[Data entries]
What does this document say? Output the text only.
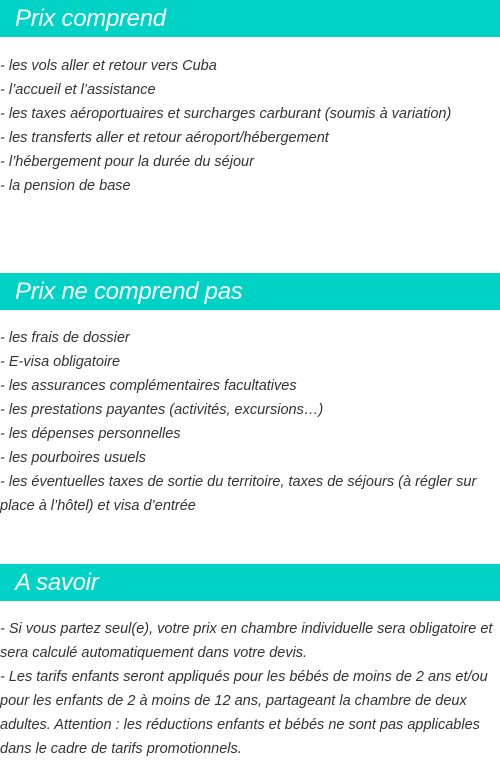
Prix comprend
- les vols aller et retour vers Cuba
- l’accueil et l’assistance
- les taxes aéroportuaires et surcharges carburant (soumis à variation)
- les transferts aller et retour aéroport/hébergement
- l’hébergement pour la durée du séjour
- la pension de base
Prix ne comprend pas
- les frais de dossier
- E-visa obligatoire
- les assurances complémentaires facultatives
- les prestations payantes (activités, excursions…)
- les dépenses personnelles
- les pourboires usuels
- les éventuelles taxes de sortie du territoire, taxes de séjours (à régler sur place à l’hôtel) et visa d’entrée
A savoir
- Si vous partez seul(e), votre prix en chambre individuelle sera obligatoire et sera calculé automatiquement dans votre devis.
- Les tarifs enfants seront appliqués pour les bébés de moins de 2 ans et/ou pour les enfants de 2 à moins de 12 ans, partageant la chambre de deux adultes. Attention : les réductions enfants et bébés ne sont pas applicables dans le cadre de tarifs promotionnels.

--

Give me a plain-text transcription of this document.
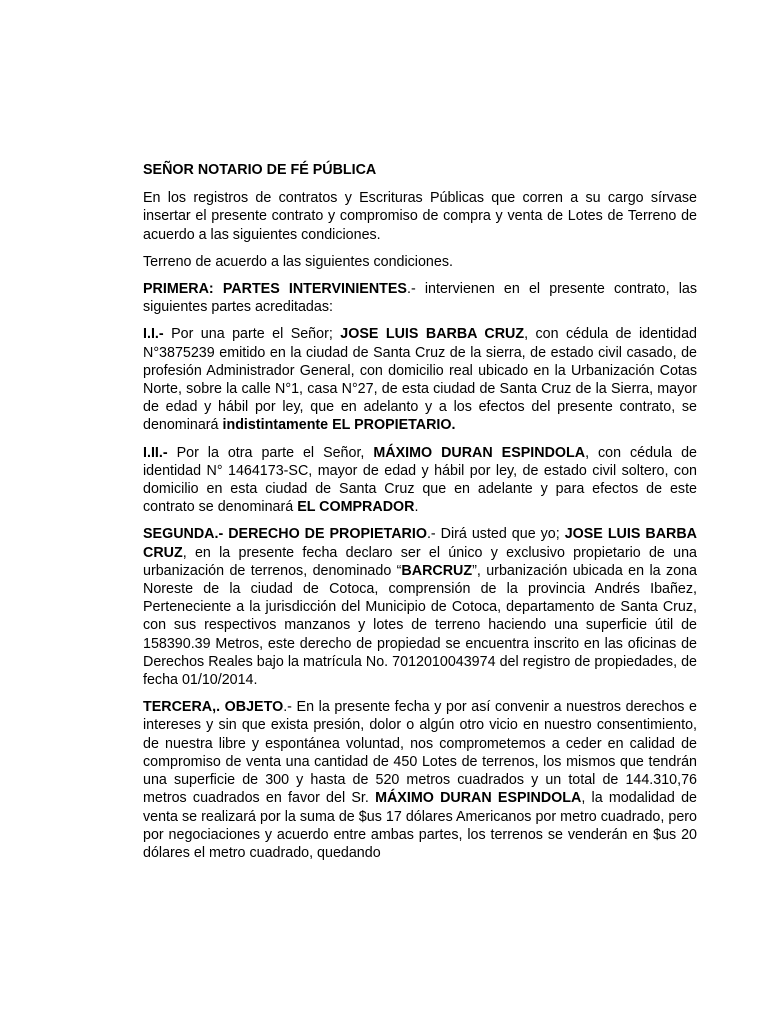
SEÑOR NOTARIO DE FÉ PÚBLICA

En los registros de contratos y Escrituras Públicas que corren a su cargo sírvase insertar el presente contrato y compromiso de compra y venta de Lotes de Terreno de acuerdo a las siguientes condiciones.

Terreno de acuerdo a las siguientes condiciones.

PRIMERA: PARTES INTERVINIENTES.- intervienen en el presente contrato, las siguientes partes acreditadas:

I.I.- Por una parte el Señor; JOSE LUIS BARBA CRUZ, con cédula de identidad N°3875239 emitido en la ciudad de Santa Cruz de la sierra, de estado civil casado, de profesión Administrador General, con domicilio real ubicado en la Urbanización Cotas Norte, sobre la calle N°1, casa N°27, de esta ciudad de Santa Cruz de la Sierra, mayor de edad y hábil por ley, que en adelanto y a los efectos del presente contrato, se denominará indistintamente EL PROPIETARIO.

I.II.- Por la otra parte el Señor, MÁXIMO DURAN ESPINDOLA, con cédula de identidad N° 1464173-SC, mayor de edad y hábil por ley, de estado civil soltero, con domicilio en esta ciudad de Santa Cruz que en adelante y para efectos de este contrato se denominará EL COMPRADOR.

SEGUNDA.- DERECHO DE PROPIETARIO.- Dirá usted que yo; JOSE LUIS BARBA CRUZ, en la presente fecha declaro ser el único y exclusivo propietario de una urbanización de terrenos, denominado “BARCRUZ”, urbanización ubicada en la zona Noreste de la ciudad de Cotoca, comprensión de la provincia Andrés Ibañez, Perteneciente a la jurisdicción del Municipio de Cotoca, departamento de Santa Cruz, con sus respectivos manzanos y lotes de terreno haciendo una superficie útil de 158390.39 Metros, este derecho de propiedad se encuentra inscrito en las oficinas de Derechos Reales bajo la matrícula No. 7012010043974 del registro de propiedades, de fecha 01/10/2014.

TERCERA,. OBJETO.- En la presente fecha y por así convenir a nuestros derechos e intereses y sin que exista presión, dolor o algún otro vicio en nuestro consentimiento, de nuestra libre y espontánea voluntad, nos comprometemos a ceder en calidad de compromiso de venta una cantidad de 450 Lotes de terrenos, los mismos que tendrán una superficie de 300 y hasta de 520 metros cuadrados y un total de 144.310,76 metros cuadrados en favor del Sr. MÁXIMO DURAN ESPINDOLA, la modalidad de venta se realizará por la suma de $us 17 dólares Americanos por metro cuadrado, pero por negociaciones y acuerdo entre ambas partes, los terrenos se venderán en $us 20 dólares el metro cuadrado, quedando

● **WHAT THIS TASK INVOLVES**
Scan the listing above and copy all lines containing the word "aller".

● **FINAL ANSWER**
- les vols aller et retour vers Cuba
- les transferts aller et retour aéroport/hébergement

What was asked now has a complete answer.